**THE TASK:**
Count lines holding the word "triangle". Only the number is wanted.

**EXTRACTED INFORMATION:**
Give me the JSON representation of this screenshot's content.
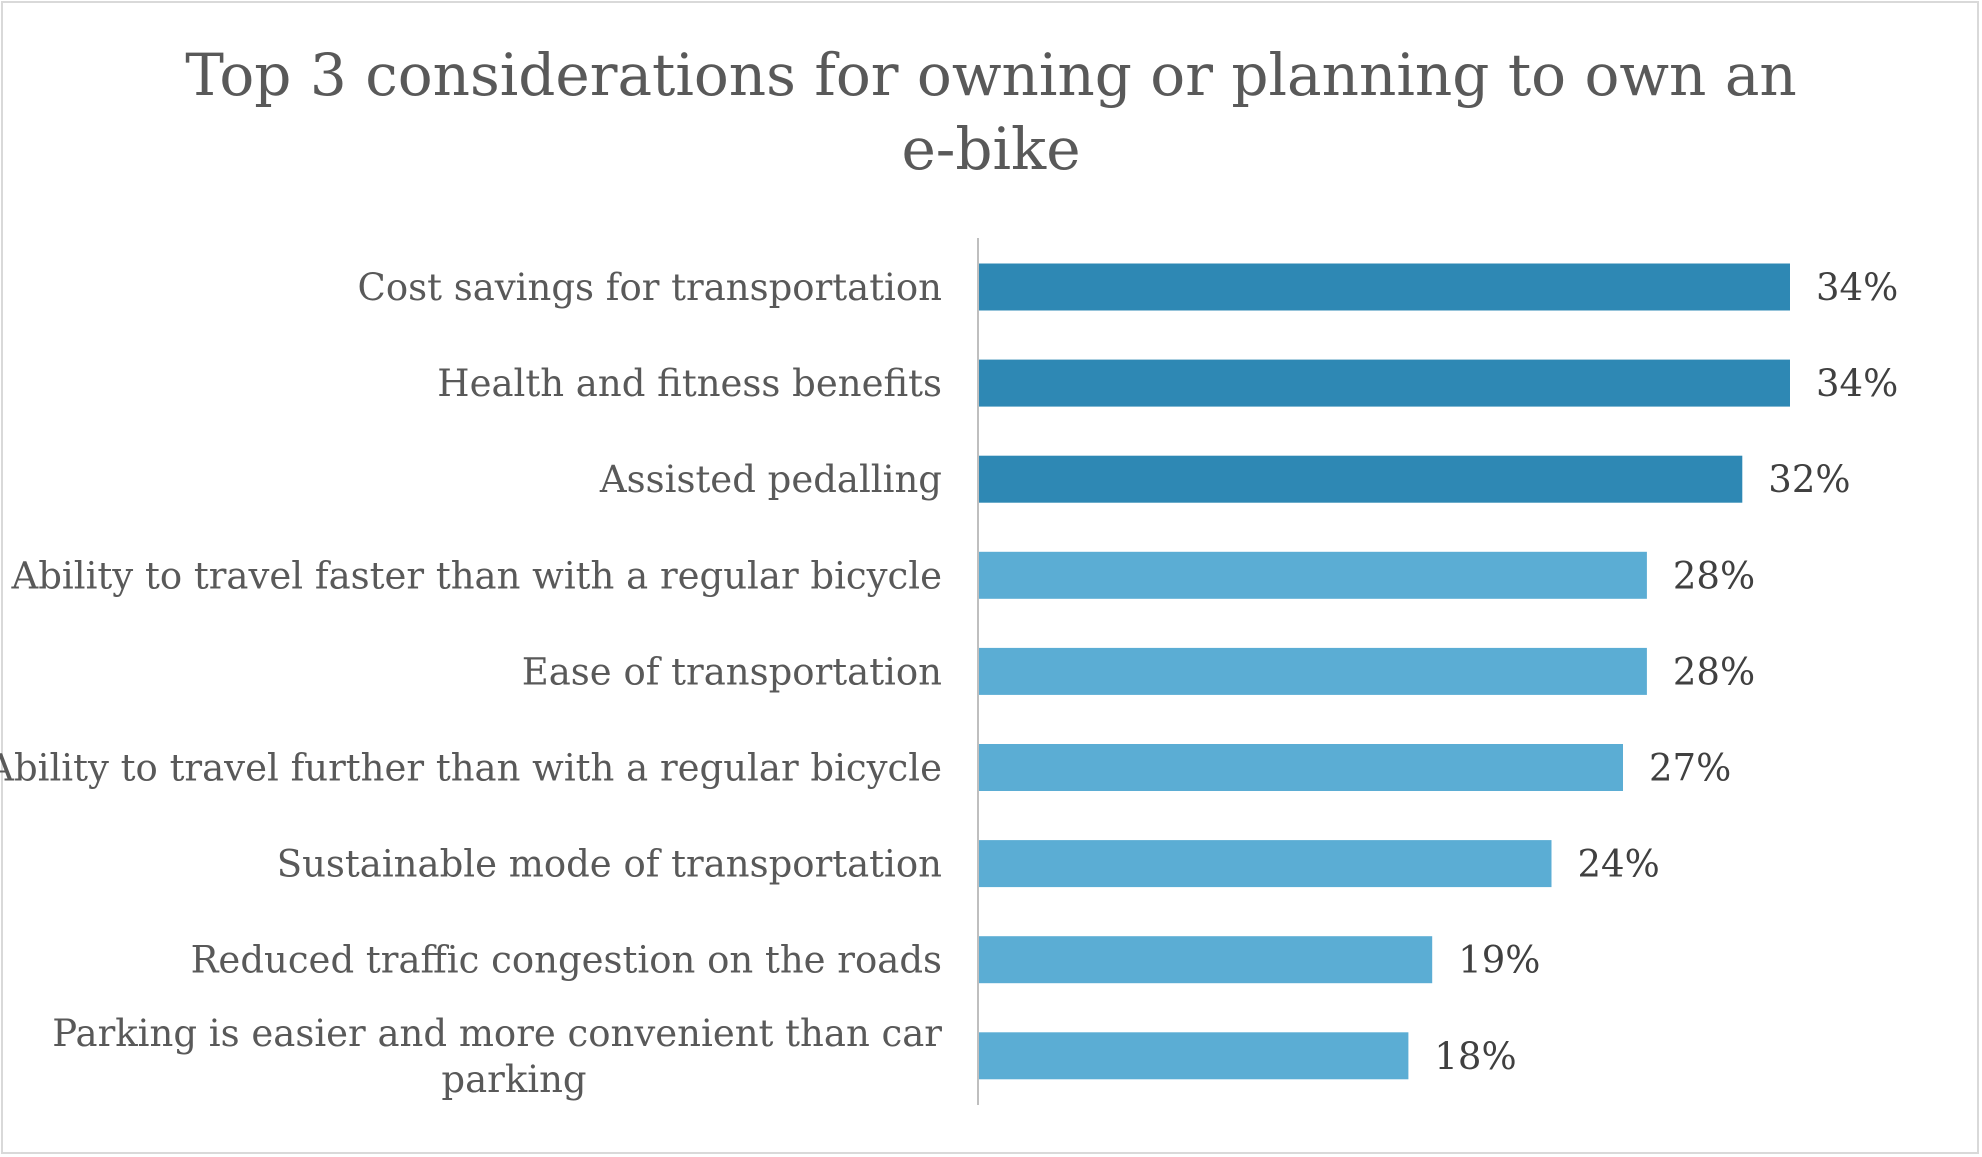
{
  "chart_data": {
    "type": "bar",
    "orientation": "horizontal",
    "title": "Top 3 considerations for owning or planning to own an e-bike",
    "title_lines": [
      "Top 3 considerations for owning or planning to own an",
      "e-bike"
    ],
    "categories": [
      "Cost savings for transportation",
      "Health and fitness benefits",
      "Assisted pedalling",
      "Ability to travel faster than with a regular bicycle",
      "Ease of transportation",
      "Ability to travel further than with a regular bicycle",
      "Sustainable mode of transportation",
      "Reduced traffic congestion on the roads",
      "Parking is easier and more convenient than car parking"
    ],
    "category_lines": [
      [
        "Cost savings for transportation"
      ],
      [
        "Health and fitness benefits"
      ],
      [
        "Assisted pedalling"
      ],
      [
        "Ability to travel faster than with a regular bicycle"
      ],
      [
        "Ease of transportation"
      ],
      [
        "Ability to travel further than with a regular bicycle"
      ],
      [
        "Sustainable mode of transportation"
      ],
      [
        "Reduced traffic congestion on the roads"
      ],
      [
        "Parking is easier and more convenient than car",
        "parking"
      ]
    ],
    "values": [
      34,
      34,
      32,
      28,
      28,
      27,
      24,
      19,
      18
    ],
    "value_labels": [
      "34%",
      "34%",
      "32%",
      "28%",
      "28%",
      "27%",
      "24%",
      "19%",
      "18%"
    ],
    "unit": "%",
    "xlim": [
      0,
      36
    ],
    "grid": false,
    "legend": "none",
    "colors": {
      "top3": "#2e88b4",
      "others": "#5badd4",
      "axis": "#bfbfbf",
      "title": "#595959",
      "label": "#595959",
      "value": "#404040"
    },
    "highlighted_count": 3
  }
}
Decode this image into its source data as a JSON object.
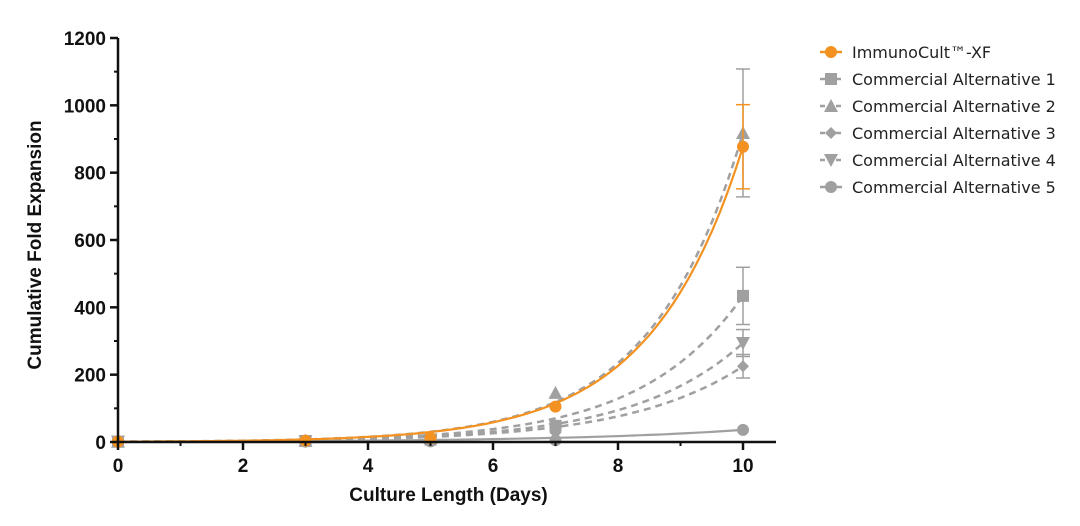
{
  "chart_data": {
    "type": "line",
    "xlabel": "Culture Length (Days)",
    "ylabel": "Cumulative Fold Expansion",
    "xlim": [
      0,
      10
    ],
    "ylim": [
      0,
      1200
    ],
    "x_ticks": [
      0,
      2,
      4,
      6,
      8,
      10
    ],
    "y_ticks": [
      0,
      200,
      400,
      600,
      800,
      1000,
      1200
    ],
    "x_tick_labels": [
      "0",
      "2",
      "4",
      "6",
      "8",
      "10"
    ],
    "y_tick_labels": [
      "0",
      "200",
      "400",
      "600",
      "800",
      "1000",
      "1200"
    ],
    "grid": false,
    "legend_position": "right",
    "series": [
      {
        "name": "ImmunoCult™-XF",
        "color": "#f39220",
        "marker": "circle",
        "line": "solid",
        "x": [
          0,
          3,
          5,
          7,
          10
        ],
        "y": [
          1,
          4,
          12,
          105,
          877
        ],
        "error": [
          0,
          0,
          0,
          0,
          125
        ]
      },
      {
        "name": "Commercial Alternative 1",
        "color": "#a0a0a0",
        "marker": "square",
        "line": "dashed",
        "x": [
          0,
          3,
          5,
          7,
          10
        ],
        "y": [
          1,
          3,
          7,
          48,
          434
        ],
        "error": [
          0,
          0,
          0,
          0,
          85
        ]
      },
      {
        "name": "Commercial Alternative 2",
        "color": "#a0a0a0",
        "marker": "triangle-up",
        "line": "dashed",
        "x": [
          0,
          3,
          5,
          7,
          10
        ],
        "y": [
          1,
          4,
          12,
          146,
          918
        ],
        "error": [
          0,
          0,
          0,
          0,
          190
        ]
      },
      {
        "name": "Commercial Alternative 3",
        "color": "#a0a0a0",
        "marker": "diamond",
        "line": "dashed",
        "x": [
          0,
          3,
          5,
          7,
          10
        ],
        "y": [
          1,
          2,
          5,
          28,
          225
        ],
        "error": [
          0,
          0,
          0,
          0,
          35
        ]
      },
      {
        "name": "Commercial Alternative 4",
        "color": "#a0a0a0",
        "marker": "triangle-down",
        "line": "dashed",
        "x": [
          0,
          3,
          5,
          7,
          10
        ],
        "y": [
          1,
          2,
          6,
          38,
          294
        ],
        "error": [
          0,
          0,
          0,
          0,
          40
        ]
      },
      {
        "name": "Commercial Alternative 5",
        "color": "#a0a0a0",
        "marker": "circle",
        "line": "solid",
        "x": [
          0,
          3,
          5,
          7,
          10
        ],
        "y": [
          1,
          1,
          2,
          5,
          36
        ],
        "error": [
          0,
          0,
          0,
          0,
          0
        ]
      }
    ]
  }
}
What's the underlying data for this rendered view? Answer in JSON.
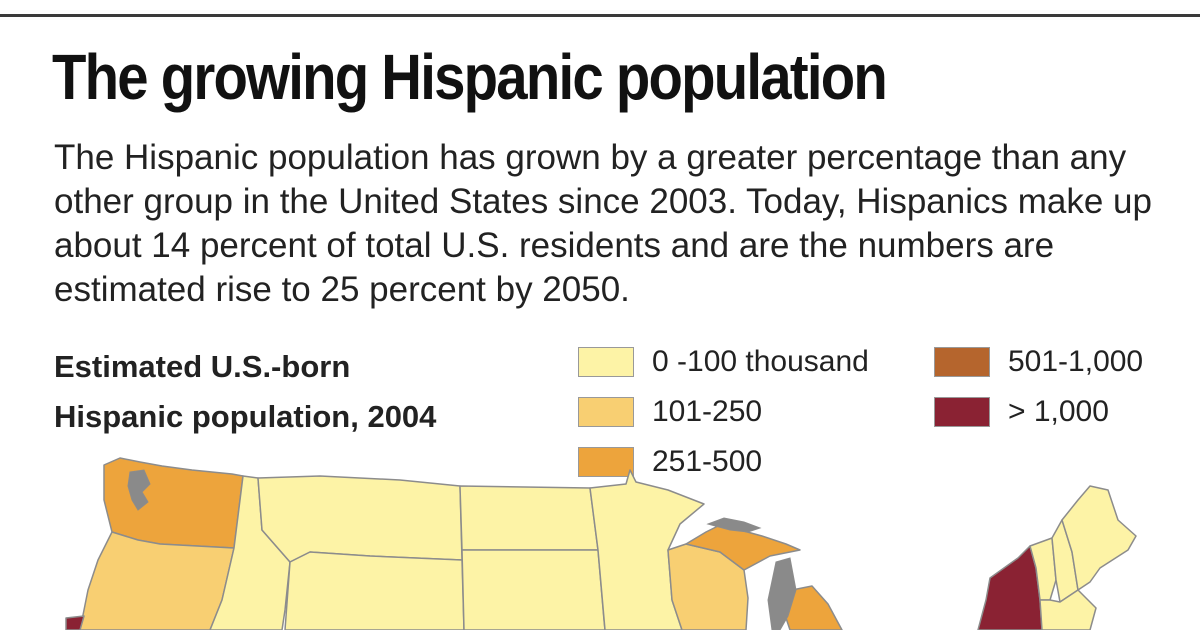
{
  "title": "The growing Hispanic population",
  "intro": "The Hispanic population has grown by a greater percentage than any other group in the United States since 2003. Today, Hispanics make up about 14 percent of total U.S. residents and are the numbers are estimated rise to 25 percent by 2050.",
  "legend": {
    "title_line1": "Estimated U.S.-born",
    "title_line2": "Hispanic population, 2004",
    "items": [
      {
        "label": "0 -100 thousand",
        "color": "#fdf3a6"
      },
      {
        "label": "101-250",
        "color": "#f8cf72"
      },
      {
        "label": "251-500",
        "color": "#eda43c"
      },
      {
        "label": "501-1,000",
        "color": "#b5652d"
      },
      {
        "label": "> 1,000",
        "color": "#8a2233"
      }
    ]
  },
  "map": {
    "border_color": "#8c8c8c",
    "water_color": "#8a8a8a",
    "regions": [
      {
        "name": "Washington",
        "class": "251-500"
      },
      {
        "name": "Oregon",
        "class": "101-250"
      },
      {
        "name": "California",
        "class": "> 1,000"
      },
      {
        "name": "Idaho",
        "class": "0 -100 thousand"
      },
      {
        "name": "Montana",
        "class": "0 -100 thousand"
      },
      {
        "name": "Wyoming",
        "class": "0 -100 thousand"
      },
      {
        "name": "North Dakota",
        "class": "0 -100 thousand"
      },
      {
        "name": "South Dakota",
        "class": "0 -100 thousand"
      },
      {
        "name": "Minnesota",
        "class": "0 -100 thousand"
      },
      {
        "name": "Wisconsin",
        "class": "101-250"
      },
      {
        "name": "Michigan",
        "class": "251-500"
      },
      {
        "name": "New York",
        "class": "> 1,000"
      },
      {
        "name": "Vermont",
        "class": "0 -100 thousand"
      },
      {
        "name": "New Hampshire",
        "class": "0 -100 thousand"
      },
      {
        "name": "Maine",
        "class": "0 -100 thousand"
      }
    ]
  }
}
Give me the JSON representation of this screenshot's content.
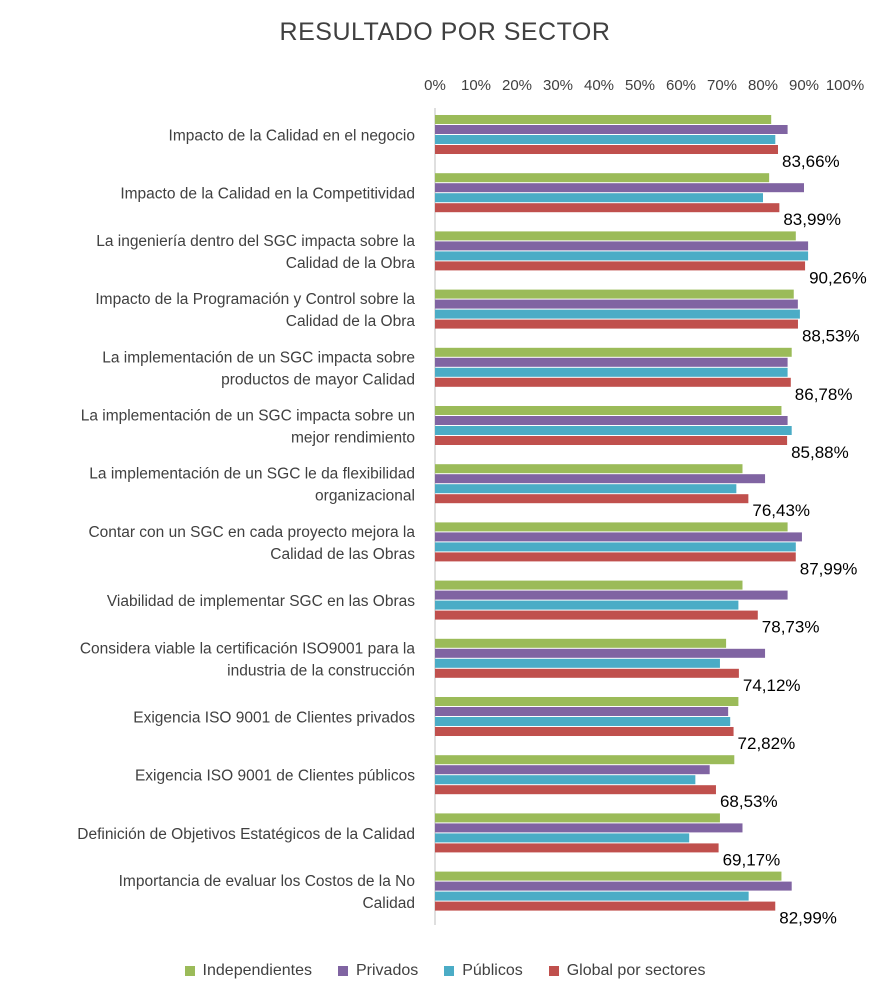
{
  "chart_data": {
    "type": "bar",
    "orientation": "horizontal",
    "title": "RESULTADO POR SECTOR",
    "xlim": [
      0,
      100
    ],
    "x_ticks": [
      "0%",
      "10%",
      "20%",
      "30%",
      "40%",
      "50%",
      "60%",
      "70%",
      "80%",
      "90%",
      "100%"
    ],
    "x_axis_position": "top",
    "grid": false,
    "legend_position": "bottom",
    "categories": [
      [
        "Impacto de la Calidad en el negocio"
      ],
      [
        "Impacto de la Calidad en la Competitividad"
      ],
      [
        "La ingeniería dentro del SGC impacta sobre la",
        "Calidad de la Obra"
      ],
      [
        "Impacto de la Programación y Control sobre la",
        "Calidad de la Obra"
      ],
      [
        "La implementación de un SGC impacta sobre",
        "productos de mayor Calidad"
      ],
      [
        "La implementación de un SGC impacta sobre un",
        "mejor rendimiento"
      ],
      [
        "La implementación de un SGC le da flexibilidad",
        "organizacional"
      ],
      [
        "Contar con un SGC en cada proyecto mejora la",
        "Calidad de las Obras"
      ],
      [
        "Viabilidad de implementar SGC en las Obras"
      ],
      [
        "Considera viable la certificación ISO9001 para la",
        "industria de la construcción"
      ],
      [
        "Exigencia ISO 9001 de Clientes privados"
      ],
      [
        "Exigencia ISO 9001 de Clientes públicos"
      ],
      [
        "Definición de Objetivos Estatégicos de la Calidad"
      ],
      [
        "Importancia de  evaluar los Costos de la No",
        "Calidad"
      ]
    ],
    "series": [
      {
        "name": "Independientes",
        "color": "#9BBB59",
        "values": [
          82,
          81.5,
          88,
          87.5,
          87,
          84.5,
          75,
          86,
          75,
          71,
          74,
          73,
          69.5,
          84.5
        ]
      },
      {
        "name": "Privados",
        "color": "#8064A2",
        "values": [
          86,
          90,
          91,
          88.5,
          86,
          86,
          80.5,
          89.5,
          86,
          80.5,
          71.5,
          67,
          75,
          87
        ]
      },
      {
        "name": "Públicos",
        "color": "#4BACC6",
        "values": [
          83,
          80,
          91,
          89,
          86,
          87,
          73.5,
          88,
          74,
          69.5,
          72,
          63.5,
          62,
          76.5
        ]
      },
      {
        "name": "Global por sectores",
        "color": "#C0504D",
        "values": [
          83.66,
          83.99,
          90.26,
          88.53,
          86.78,
          85.88,
          76.43,
          87.99,
          78.73,
          74.12,
          72.82,
          68.53,
          69.17,
          82.99
        ]
      }
    ],
    "data_labels": [
      "83,66%",
      "83,99%",
      "90,26%",
      "88,53%",
      "86,78%",
      "85,88%",
      "76,43%",
      "87,99%",
      "78,73%",
      "74,12%",
      "72,82%",
      "68,53%",
      "69,17%",
      "82,99%"
    ]
  }
}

**FINISHED ANSWER:**
2